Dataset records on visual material
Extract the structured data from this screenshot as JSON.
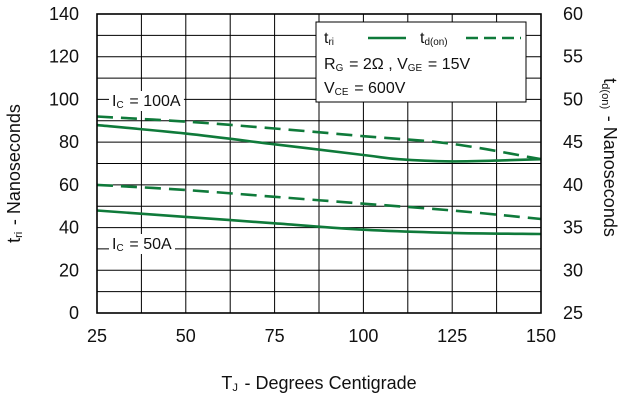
{
  "chart_data": {
    "type": "line",
    "xlabel": "T_J - Degrees Centigrade",
    "ylabel_left": "t_ri - Nanoseconds",
    "ylabel_right": "t_d(on) - Nanoseconds",
    "xlim": [
      25,
      150
    ],
    "ylim_left": [
      0,
      140
    ],
    "ylim_right": [
      25,
      60
    ],
    "x_ticks": [
      25,
      50,
      75,
      100,
      125,
      150
    ],
    "y_ticks_left": [
      0,
      20,
      40,
      60,
      80,
      100,
      120,
      140
    ],
    "y_ticks_right": [
      25,
      30,
      35,
      40,
      45,
      50,
      55,
      60
    ],
    "grid": true,
    "legend_position": "top-right",
    "conditions": {
      "rg": "R_G = 2Ω ,  V_GE = 15V",
      "vce": "V_CE = 600V"
    },
    "annotations": [
      "I_C = 100A",
      "I_C = 50A"
    ],
    "series": [
      {
        "name": "t_ri",
        "axis": "left",
        "group": "I_C = 100A",
        "style": "solid",
        "color": "#0f7a3a",
        "x": [
          25,
          50,
          75,
          100,
          110,
          125,
          140,
          150
        ],
        "y": [
          88,
          84,
          79,
          74,
          72,
          71,
          71.5,
          72
        ]
      },
      {
        "name": "t_d(on)",
        "axis": "right",
        "group": "I_C = 100A",
        "style": "dashed",
        "color": "#0f7a3a",
        "x": [
          25,
          50,
          75,
          100,
          125,
          150
        ],
        "y": [
          48,
          47.4,
          46.6,
          45.7,
          44.8,
          43
        ]
      },
      {
        "name": "t_ri",
        "axis": "left",
        "group": "I_C = 50A",
        "style": "solid",
        "color": "#0f7a3a",
        "x": [
          25,
          50,
          75,
          100,
          125,
          150
        ],
        "y": [
          48,
          45,
          42,
          39,
          37.5,
          37
        ]
      },
      {
        "name": "t_d(on)",
        "axis": "right",
        "group": "I_C = 50A",
        "style": "dashed",
        "color": "#0f7a3a",
        "x": [
          25,
          50,
          75,
          100,
          125,
          150
        ],
        "y": [
          40,
          39.4,
          38.6,
          37.8,
          37,
          36
        ]
      }
    ]
  }
}
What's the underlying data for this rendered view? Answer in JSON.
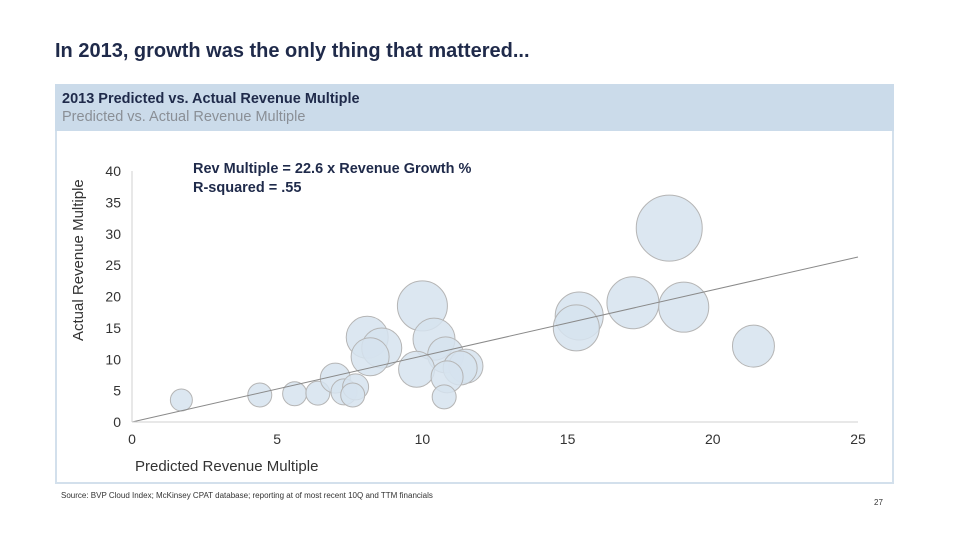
{
  "slide": {
    "title": "In 2013, growth was the only thing that mattered...",
    "source": "Source: BVP Cloud Index; McKinsey CPAT database; reporting at of most recent 10Q and TTM financials",
    "page_number": "27"
  },
  "panel": {
    "title": "2013 Predicted vs. Actual Revenue Multiple",
    "subtitle": "Predicted vs. Actual Revenue Multiple"
  },
  "chart_data": {
    "type": "scatter",
    "subtype": "bubble",
    "xlabel": "Predicted Revenue Multiple",
    "ylabel": "Actual Revenue Multiple",
    "xlim": [
      0,
      25
    ],
    "ylim": [
      0,
      40
    ],
    "xticks": [
      0,
      5,
      10,
      15,
      20,
      25
    ],
    "yticks": [
      0,
      5,
      10,
      15,
      20,
      25,
      30,
      35,
      40
    ],
    "grid": false,
    "legend": "none",
    "annotations": [
      "Rev Multiple = 22.6 x Revenue Growth %",
      "R-squared = .55"
    ],
    "trendline": {
      "x": [
        0,
        25
      ],
      "y": [
        0,
        26.3
      ]
    },
    "bubble_color": "#d6e3ee",
    "bubble_stroke": "#b5b5b5",
    "points": [
      {
        "x": 1.7,
        "y": 3.5,
        "size": 11
      },
      {
        "x": 4.4,
        "y": 4.3,
        "size": 12
      },
      {
        "x": 5.6,
        "y": 4.5,
        "size": 12
      },
      {
        "x": 6.4,
        "y": 4.6,
        "size": 12
      },
      {
        "x": 7.0,
        "y": 7.0,
        "size": 15
      },
      {
        "x": 7.3,
        "y": 4.8,
        "size": 13
      },
      {
        "x": 7.7,
        "y": 5.6,
        "size": 13
      },
      {
        "x": 7.6,
        "y": 4.3,
        "size": 12
      },
      {
        "x": 8.1,
        "y": 13.5,
        "size": 21
      },
      {
        "x": 8.6,
        "y": 11.8,
        "size": 20
      },
      {
        "x": 8.2,
        "y": 10.4,
        "size": 19
      },
      {
        "x": 10.0,
        "y": 18.5,
        "size": 25
      },
      {
        "x": 10.4,
        "y": 13.2,
        "size": 21
      },
      {
        "x": 10.8,
        "y": 10.7,
        "size": 18
      },
      {
        "x": 9.8,
        "y": 8.4,
        "size": 18
      },
      {
        "x": 11.5,
        "y": 8.9,
        "size": 17
      },
      {
        "x": 11.3,
        "y": 8.6,
        "size": 17
      },
      {
        "x": 10.85,
        "y": 7.2,
        "size": 16
      },
      {
        "x": 10.75,
        "y": 4.0,
        "size": 12
      },
      {
        "x": 18.5,
        "y": 30.9,
        "size": 33
      },
      {
        "x": 17.25,
        "y": 19.0,
        "size": 26
      },
      {
        "x": 19.0,
        "y": 18.3,
        "size": 25
      },
      {
        "x": 15.4,
        "y": 16.9,
        "size": 24
      },
      {
        "x": 15.3,
        "y": 15.0,
        "size": 23
      },
      {
        "x": 21.4,
        "y": 12.1,
        "size": 21
      }
    ]
  }
}
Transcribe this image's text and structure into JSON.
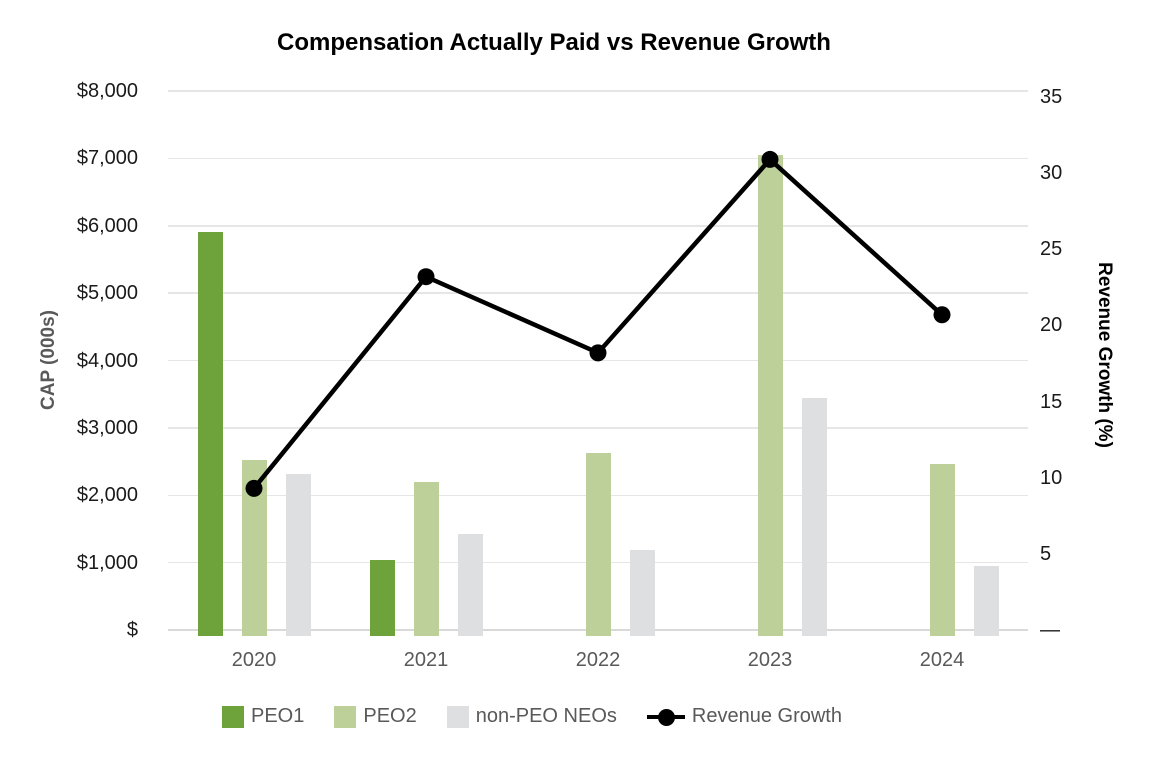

> **WHAT THIS TASK INVOLVES**: Leave the pictures out and output the rest of the listing exactly.

> **CORRECT OUTPUT**:
Extract the structured data from this screenshot as JSON.
{
  "chart_data": {
    "type": "line",
    "xlabel": "T_J - Degrees Centigrade",
    "ylabel_left": "t_ri - Nanoseconds",
    "ylabel_right": "t_d(on) - Nanoseconds",
    "xlim": [
      25,
      150
    ],
    "ylim_left": [
      0,
      140
    ],
    "ylim_right": [
      25,
      60
    ],
    "x_ticks": [
      25,
      50,
      75,
      100,
      125,
      150
    ],
    "y_ticks_left": [
      0,
      20,
      40,
      60,
      80,
      100,
      120,
      140
    ],
    "y_ticks_right": [
      25,
      30,
      35,
      40,
      45,
      50,
      55,
      60
    ],
    "grid": true,
    "legend_position": "top-right",
    "conditions": {
      "rg": "R_G = 2Ω ,  V_GE = 15V",
      "vce": "V_CE = 600V"
    },
    "annotations": [
      "I_C = 100A",
      "I_C = 50A"
    ],
    "series": [
      {
        "name": "t_ri",
        "axis": "left",
        "group": "I_C = 100A",
        "style": "solid",
        "color": "#0f7a3a",
        "x": [
          25,
          50,
          75,
          100,
          110,
          125,
          140,
          150
        ],
        "y": [
          88,
          84,
          79,
          74,
          72,
          71,
          71.5,
          72
        ]
      },
      {
        "name": "t_d(on)",
        "axis": "right",
        "group": "I_C = 100A",
        "style": "dashed",
        "color": "#0f7a3a",
        "x": [
          25,
          50,
          75,
          100,
          125,
          150
        ],
        "y": [
          48,
          47.4,
          46.6,
          45.7,
          44.8,
          43
        ]
      },
      {
        "name": "t_ri",
        "axis": "left",
        "group": "I_C = 50A",
        "style": "solid",
        "color": "#0f7a3a",
        "x": [
          25,
          50,
          75,
          100,
          125,
          150
        ],
        "y": [
          48,
          45,
          42,
          39,
          37.5,
          37
        ]
      },
      {
        "name": "t_d(on)",
        "axis": "right",
        "group": "I_C = 50A",
        "style": "dashed",
        "color": "#0f7a3a",
        "x": [
          25,
          50,
          75,
          100,
          125,
          150
        ],
        "y": [
          40,
          39.4,
          38.6,
          37.8,
          37,
          36
        ]
      }
    ]
  }
}
What's the underlying data for this rendered view? Answer in JSON.
{
  "slide": {
    "title": "In 2013, growth was the only thing that mattered...",
    "source": "Source: BVP Cloud Index; McKinsey CPAT database; reporting at of most recent 10Q and TTM financials",
    "page_number": "27"
  },
  "panel": {
    "title": "2013 Predicted vs. Actual Revenue Multiple",
    "subtitle": "Predicted vs. Actual Revenue Multiple"
  },
  "chart_data": {
    "type": "scatter",
    "subtype": "bubble",
    "xlabel": "Predicted Revenue Multiple",
    "ylabel": "Actual Revenue Multiple",
    "xlim": [
      0,
      25
    ],
    "ylim": [
      0,
      40
    ],
    "xticks": [
      0,
      5,
      10,
      15,
      20,
      25
    ],
    "yticks": [
      0,
      5,
      10,
      15,
      20,
      25,
      30,
      35,
      40
    ],
    "grid": false,
    "legend": "none",
    "annotations": [
      "Rev Multiple = 22.6 x Revenue Growth %",
      "R-squared = .55"
    ],
    "trendline": {
      "x": [
        0,
        25
      ],
      "y": [
        0,
        26.3
      ]
    },
    "bubble_color": "#d6e3ee",
    "bubble_stroke": "#b5b5b5",
    "points": [
      {
        "x": 1.7,
        "y": 3.5,
        "size": 11
      },
      {
        "x": 4.4,
        "y": 4.3,
        "size": 12
      },
      {
        "x": 5.6,
        "y": 4.5,
        "size": 12
      },
      {
        "x": 6.4,
        "y": 4.6,
        "size": 12
      },
      {
        "x": 7.0,
        "y": 7.0,
        "size": 15
      },
      {
        "x": 7.3,
        "y": 4.8,
        "size": 13
      },
      {
        "x": 7.7,
        "y": 5.6,
        "size": 13
      },
      {
        "x": 7.6,
        "y": 4.3,
        "size": 12
      },
      {
        "x": 8.1,
        "y": 13.5,
        "size": 21
      },
      {
        "x": 8.6,
        "y": 11.8,
        "size": 20
      },
      {
        "x": 8.2,
        "y": 10.4,
        "size": 19
      },
      {
        "x": 10.0,
        "y": 18.5,
        "size": 25
      },
      {
        "x": 10.4,
        "y": 13.2,
        "size": 21
      },
      {
        "x": 10.8,
        "y": 10.7,
        "size": 18
      },
      {
        "x": 9.8,
        "y": 8.4,
        "size": 18
      },
      {
        "x": 11.5,
        "y": 8.9,
        "size": 17
      },
      {
        "x": 11.3,
        "y": 8.6,
        "size": 17
      },
      {
        "x": 10.85,
        "y": 7.2,
        "size": 16
      },
      {
        "x": 10.75,
        "y": 4.0,
        "size": 12
      },
      {
        "x": 18.5,
        "y": 30.9,
        "size": 33
      },
      {
        "x": 17.25,
        "y": 19.0,
        "size": 26
      },
      {
        "x": 19.0,
        "y": 18.3,
        "size": 25
      },
      {
        "x": 15.4,
        "y": 16.9,
        "size": 24
      },
      {
        "x": 15.3,
        "y": 15.0,
        "size": 23
      },
      {
        "x": 21.4,
        "y": 12.1,
        "size": 21
      }
    ]
  }
}
Transcribe this image's text and structure into JSON.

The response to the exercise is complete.